Requirements> Repeat each entry in full, exactly.

━━━━━ Provided data

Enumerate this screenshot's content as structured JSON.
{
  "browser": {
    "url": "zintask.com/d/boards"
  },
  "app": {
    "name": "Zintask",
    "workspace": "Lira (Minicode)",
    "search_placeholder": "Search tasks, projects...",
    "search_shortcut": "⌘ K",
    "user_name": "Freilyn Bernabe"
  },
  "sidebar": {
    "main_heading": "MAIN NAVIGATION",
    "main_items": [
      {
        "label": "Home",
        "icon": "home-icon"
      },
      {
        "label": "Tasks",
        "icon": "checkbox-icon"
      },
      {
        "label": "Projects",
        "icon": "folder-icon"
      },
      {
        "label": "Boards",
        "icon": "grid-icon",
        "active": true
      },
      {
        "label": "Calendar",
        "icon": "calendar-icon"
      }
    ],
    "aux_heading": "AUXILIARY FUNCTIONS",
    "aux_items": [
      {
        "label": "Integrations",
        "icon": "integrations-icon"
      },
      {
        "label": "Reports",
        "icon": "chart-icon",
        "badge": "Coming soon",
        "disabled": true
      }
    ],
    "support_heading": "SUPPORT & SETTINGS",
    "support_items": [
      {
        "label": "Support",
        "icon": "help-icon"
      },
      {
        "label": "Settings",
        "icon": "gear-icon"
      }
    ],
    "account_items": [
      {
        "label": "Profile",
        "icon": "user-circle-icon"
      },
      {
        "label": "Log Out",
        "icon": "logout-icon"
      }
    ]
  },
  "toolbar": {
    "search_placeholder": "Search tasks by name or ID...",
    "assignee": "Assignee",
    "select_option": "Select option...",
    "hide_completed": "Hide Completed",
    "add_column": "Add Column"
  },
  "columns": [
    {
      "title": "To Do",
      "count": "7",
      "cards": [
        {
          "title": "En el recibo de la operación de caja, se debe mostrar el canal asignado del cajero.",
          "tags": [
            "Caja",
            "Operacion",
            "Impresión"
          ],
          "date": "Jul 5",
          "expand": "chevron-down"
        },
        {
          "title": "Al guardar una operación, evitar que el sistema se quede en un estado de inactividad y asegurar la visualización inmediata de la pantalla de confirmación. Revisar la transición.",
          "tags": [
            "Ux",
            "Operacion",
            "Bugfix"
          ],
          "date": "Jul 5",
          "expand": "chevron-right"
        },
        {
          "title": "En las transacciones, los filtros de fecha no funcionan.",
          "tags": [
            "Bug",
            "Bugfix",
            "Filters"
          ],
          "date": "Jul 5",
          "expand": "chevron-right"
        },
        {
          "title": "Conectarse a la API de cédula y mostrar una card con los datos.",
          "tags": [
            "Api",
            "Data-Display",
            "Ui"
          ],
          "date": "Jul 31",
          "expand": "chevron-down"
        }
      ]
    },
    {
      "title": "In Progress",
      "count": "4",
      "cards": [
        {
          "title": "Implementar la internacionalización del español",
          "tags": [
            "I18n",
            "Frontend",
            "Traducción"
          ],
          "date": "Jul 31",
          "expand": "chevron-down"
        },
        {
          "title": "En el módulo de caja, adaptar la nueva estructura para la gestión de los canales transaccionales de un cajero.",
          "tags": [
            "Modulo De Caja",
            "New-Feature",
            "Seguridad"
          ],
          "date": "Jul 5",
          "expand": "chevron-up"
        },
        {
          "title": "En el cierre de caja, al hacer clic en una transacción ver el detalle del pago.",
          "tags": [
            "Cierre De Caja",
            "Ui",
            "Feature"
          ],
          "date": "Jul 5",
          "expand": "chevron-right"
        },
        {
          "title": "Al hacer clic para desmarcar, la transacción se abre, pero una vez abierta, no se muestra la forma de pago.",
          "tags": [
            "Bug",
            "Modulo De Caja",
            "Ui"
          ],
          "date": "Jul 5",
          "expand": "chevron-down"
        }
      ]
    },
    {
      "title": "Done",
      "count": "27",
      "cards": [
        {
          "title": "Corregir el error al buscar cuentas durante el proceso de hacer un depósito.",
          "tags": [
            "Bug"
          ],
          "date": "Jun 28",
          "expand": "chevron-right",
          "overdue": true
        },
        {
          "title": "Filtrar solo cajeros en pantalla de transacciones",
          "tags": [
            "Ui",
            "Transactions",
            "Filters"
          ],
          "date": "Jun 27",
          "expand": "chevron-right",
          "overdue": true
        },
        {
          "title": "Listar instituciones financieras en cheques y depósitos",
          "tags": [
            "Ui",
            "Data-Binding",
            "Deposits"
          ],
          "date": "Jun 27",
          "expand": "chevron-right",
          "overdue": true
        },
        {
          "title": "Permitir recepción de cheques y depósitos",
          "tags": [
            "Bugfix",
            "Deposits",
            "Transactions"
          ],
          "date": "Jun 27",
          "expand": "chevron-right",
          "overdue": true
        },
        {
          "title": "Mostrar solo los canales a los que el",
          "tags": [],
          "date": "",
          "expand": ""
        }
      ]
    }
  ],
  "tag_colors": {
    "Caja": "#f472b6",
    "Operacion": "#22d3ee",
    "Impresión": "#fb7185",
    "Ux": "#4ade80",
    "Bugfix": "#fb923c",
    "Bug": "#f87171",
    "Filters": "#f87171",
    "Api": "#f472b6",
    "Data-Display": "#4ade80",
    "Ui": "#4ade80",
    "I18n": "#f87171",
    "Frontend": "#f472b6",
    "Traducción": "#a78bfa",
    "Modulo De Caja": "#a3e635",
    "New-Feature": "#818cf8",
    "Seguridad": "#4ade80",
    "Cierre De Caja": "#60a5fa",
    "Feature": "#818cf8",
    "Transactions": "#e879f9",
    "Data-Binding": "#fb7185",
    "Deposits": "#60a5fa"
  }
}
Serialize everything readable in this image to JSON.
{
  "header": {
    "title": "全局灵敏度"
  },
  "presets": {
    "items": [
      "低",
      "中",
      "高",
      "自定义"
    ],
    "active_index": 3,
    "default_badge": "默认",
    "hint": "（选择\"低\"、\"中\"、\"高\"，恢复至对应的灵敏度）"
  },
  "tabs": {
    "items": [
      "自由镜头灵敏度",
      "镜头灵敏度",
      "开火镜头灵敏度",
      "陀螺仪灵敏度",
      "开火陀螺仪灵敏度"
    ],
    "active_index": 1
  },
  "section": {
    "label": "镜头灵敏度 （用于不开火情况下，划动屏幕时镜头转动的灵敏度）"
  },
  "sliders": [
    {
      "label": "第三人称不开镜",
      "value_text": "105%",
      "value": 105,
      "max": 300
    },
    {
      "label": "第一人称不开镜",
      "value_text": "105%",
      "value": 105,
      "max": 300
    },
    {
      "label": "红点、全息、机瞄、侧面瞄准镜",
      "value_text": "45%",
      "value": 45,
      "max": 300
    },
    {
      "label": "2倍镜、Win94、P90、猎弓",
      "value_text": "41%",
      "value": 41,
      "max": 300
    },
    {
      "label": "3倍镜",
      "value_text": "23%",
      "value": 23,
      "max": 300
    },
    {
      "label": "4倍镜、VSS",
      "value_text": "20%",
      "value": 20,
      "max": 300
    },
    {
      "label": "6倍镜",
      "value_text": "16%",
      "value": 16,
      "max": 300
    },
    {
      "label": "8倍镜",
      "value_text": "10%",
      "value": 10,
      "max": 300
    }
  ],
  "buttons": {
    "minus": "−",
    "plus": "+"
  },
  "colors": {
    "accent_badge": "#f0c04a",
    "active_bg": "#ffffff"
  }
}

━━━━━━━━━━

Output for this task>
Enumerate this screenshot's content as structured JSON.
{
  "browser": {
    "url": "zintask.com/d/boards"
  },
  "app": {
    "name": "Zintask",
    "workspace": "Lira (Minicode)",
    "search_placeholder": "Search tasks, projects...",
    "search_shortcut": "⌘ K",
    "user_name": "Freilyn Bernabe"
  },
  "sidebar": {
    "main_heading": "MAIN NAVIGATION",
    "main_items": [
      {
        "label": "Home",
        "icon": "home-icon"
      },
      {
        "label": "Tasks",
        "icon": "checkbox-icon"
      },
      {
        "label": "Projects",
        "icon": "folder-icon"
      },
      {
        "label": "Boards",
        "icon": "grid-icon",
        "active": true
      },
      {
        "label": "Calendar",
        "icon": "calendar-icon"
      }
    ],
    "aux_heading": "AUXILIARY FUNCTIONS",
    "aux_items": [
      {
        "label": "Integrations",
        "icon": "integrations-icon"
      },
      {
        "label": "Reports",
        "icon": "chart-icon",
        "badge": "Coming soon",
        "disabled": true
      }
    ],
    "support_heading": "SUPPORT & SETTINGS",
    "support_items": [
      {
        "label": "Support",
        "icon": "help-icon"
      },
      {
        "label": "Settings",
        "icon": "gear-icon"
      }
    ],
    "account_items": [
      {
        "label": "Profile",
        "icon": "user-circle-icon"
      },
      {
        "label": "Log Out",
        "icon": "logout-icon"
      }
    ]
  },
  "toolbar": {
    "search_placeholder": "Search tasks by name or ID...",
    "assignee": "Assignee",
    "select_option": "Select option...",
    "hide_completed": "Hide Completed",
    "add_column": "Add Column"
  },
  "columns": [
    {
      "title": "To Do",
      "count": "7",
      "cards": [
        {
          "title": "En el recibo de la operación de caja, se debe mostrar el canal asignado del cajero.",
          "tags": [
            "Caja",
            "Operacion",
            "Impresión"
          ],
          "date": "Jul 5",
          "expand": "chevron-down"
        },
        {
          "title": "Al guardar una operación, evitar que el sistema se quede en un estado de inactividad y asegurar la visualización inmediata de la pantalla de confirmación. Revisar la transición.",
          "tags": [
            "Ux",
            "Operacion",
            "Bugfix"
          ],
          "date": "Jul 5",
          "expand": "chevron-right"
        },
        {
          "title": "En las transacciones, los filtros de fecha no funcionan.",
          "tags": [
            "Bug",
            "Bugfix",
            "Filters"
          ],
          "date": "Jul 5",
          "expand": "chevron-right"
        },
        {
          "title": "Conectarse a la API de cédula y mostrar una card con los datos.",
          "tags": [
            "Api",
            "Data-Display",
            "Ui"
          ],
          "date": "Jul 31",
          "expand": "chevron-down"
        }
      ]
    },
    {
      "title": "In Progress",
      "count": "4",
      "cards": [
        {
          "title": "Implementar la internacionalización del español",
          "tags": [
            "I18n",
            "Frontend",
            "Traducción"
          ],
          "date": "Jul 31",
          "expand": "chevron-down"
        },
        {
          "title": "En el módulo de caja, adaptar la nueva estructura para la gestión de los canales transaccionales de un cajero.",
          "tags": [
            "Modulo De Caja",
            "New-Feature",
            "Seguridad"
          ],
          "date": "Jul 5",
          "expand": "chevron-up"
        },
        {
          "title": "En el cierre de caja, al hacer clic en una transacción ver el detalle del pago.",
          "tags": [
            "Cierre De Caja",
            "Ui",
            "Feature"
          ],
          "date": "Jul 5",
          "expand": "chevron-right"
        },
        {
          "title": "Al hacer clic para desmarcar, la transacción se abre, pero una vez abierta, no se muestra la forma de pago.",
          "tags": [
            "Bug",
            "Modulo De Caja",
            "Ui"
          ],
          "date": "Jul 5",
          "expand": "chevron-down"
        }
      ]
    },
    {
      "title": "Done",
      "count": "27",
      "cards": [
        {
          "title": "Corregir el error al buscar cuentas durante el proceso de hacer un depósito.",
          "tags": [
            "Bug"
          ],
          "date": "Jun 28",
          "expand": "chevron-right",
          "overdue": true
        },
        {
          "title": "Filtrar solo cajeros en pantalla de transacciones",
          "tags": [
            "Ui",
            "Transactions",
            "Filters"
          ],
          "date": "Jun 27",
          "expand": "chevron-right",
          "overdue": true
        },
        {
          "title": "Listar instituciones financieras en cheques y depósitos",
          "tags": [
            "Ui",
            "Data-Binding",
            "Deposits"
          ],
          "date": "Jun 27",
          "expand": "chevron-right",
          "overdue": true
        },
        {
          "title": "Permitir recepción de cheques y depósitos",
          "tags": [
            "Bugfix",
            "Deposits",
            "Transactions"
          ],
          "date": "Jun 27",
          "expand": "chevron-right",
          "overdue": true
        },
        {
          "title": "Mostrar solo los canales a los que el",
          "tags": [],
          "date": "",
          "expand": ""
        }
      ]
    }
  ],
  "tag_colors": {
    "Caja": "#f472b6",
    "Operacion": "#22d3ee",
    "Impresión": "#fb7185",
    "Ux": "#4ade80",
    "Bugfix": "#fb923c",
    "Bug": "#f87171",
    "Filters": "#f87171",
    "Api": "#f472b6",
    "Data-Display": "#4ade80",
    "Ui": "#4ade80",
    "I18n": "#f87171",
    "Frontend": "#f472b6",
    "Traducción": "#a78bfa",
    "Modulo De Caja": "#a3e635",
    "New-Feature": "#818cf8",
    "Seguridad": "#4ade80",
    "Cierre De Caja": "#60a5fa",
    "Feature": "#818cf8",
    "Transactions": "#e879f9",
    "Data-Binding": "#fb7185",
    "Deposits": "#60a5fa"
  }
}
Serialize everything readable in this image to JSON.
{
  "header": {
    "title": "全局灵敏度"
  },
  "presets": {
    "items": [
      "低",
      "中",
      "高",
      "自定义"
    ],
    "active_index": 3,
    "default_badge": "默认",
    "hint": "（选择\"低\"、\"中\"、\"高\"，恢复至对应的灵敏度）"
  },
  "tabs": {
    "items": [
      "自由镜头灵敏度",
      "镜头灵敏度",
      "开火镜头灵敏度",
      "陀螺仪灵敏度",
      "开火陀螺仪灵敏度"
    ],
    "active_index": 1
  },
  "section": {
    "label": "镜头灵敏度 （用于不开火情况下，划动屏幕时镜头转动的灵敏度）"
  },
  "sliders": [
    {
      "label": "第三人称不开镜",
      "value_text": "105%",
      "value": 105,
      "max": 300
    },
    {
      "label": "第一人称不开镜",
      "value_text": "105%",
      "value": 105,
      "max": 300
    },
    {
      "label": "红点、全息、机瞄、侧面瞄准镜",
      "value_text": "45%",
      "value": 45,
      "max": 300
    },
    {
      "label": "2倍镜、Win94、P90、猎弓",
      "value_text": "41%",
      "value": 41,
      "max": 300
    },
    {
      "label": "3倍镜",
      "value_text": "23%",
      "value": 23,
      "max": 300
    },
    {
      "label": "4倍镜、VSS",
      "value_text": "20%",
      "value": 20,
      "max": 300
    },
    {
      "label": "6倍镜",
      "value_text": "16%",
      "value": 16,
      "max": 300
    },
    {
      "label": "8倍镜",
      "value_text": "10%",
      "value": 10,
      "max": 300
    }
  ],
  "buttons": {
    "minus": "−",
    "plus": "+"
  },
  "colors": {
    "accent_badge": "#f0c04a",
    "active_bg": "#ffffff"
  }
}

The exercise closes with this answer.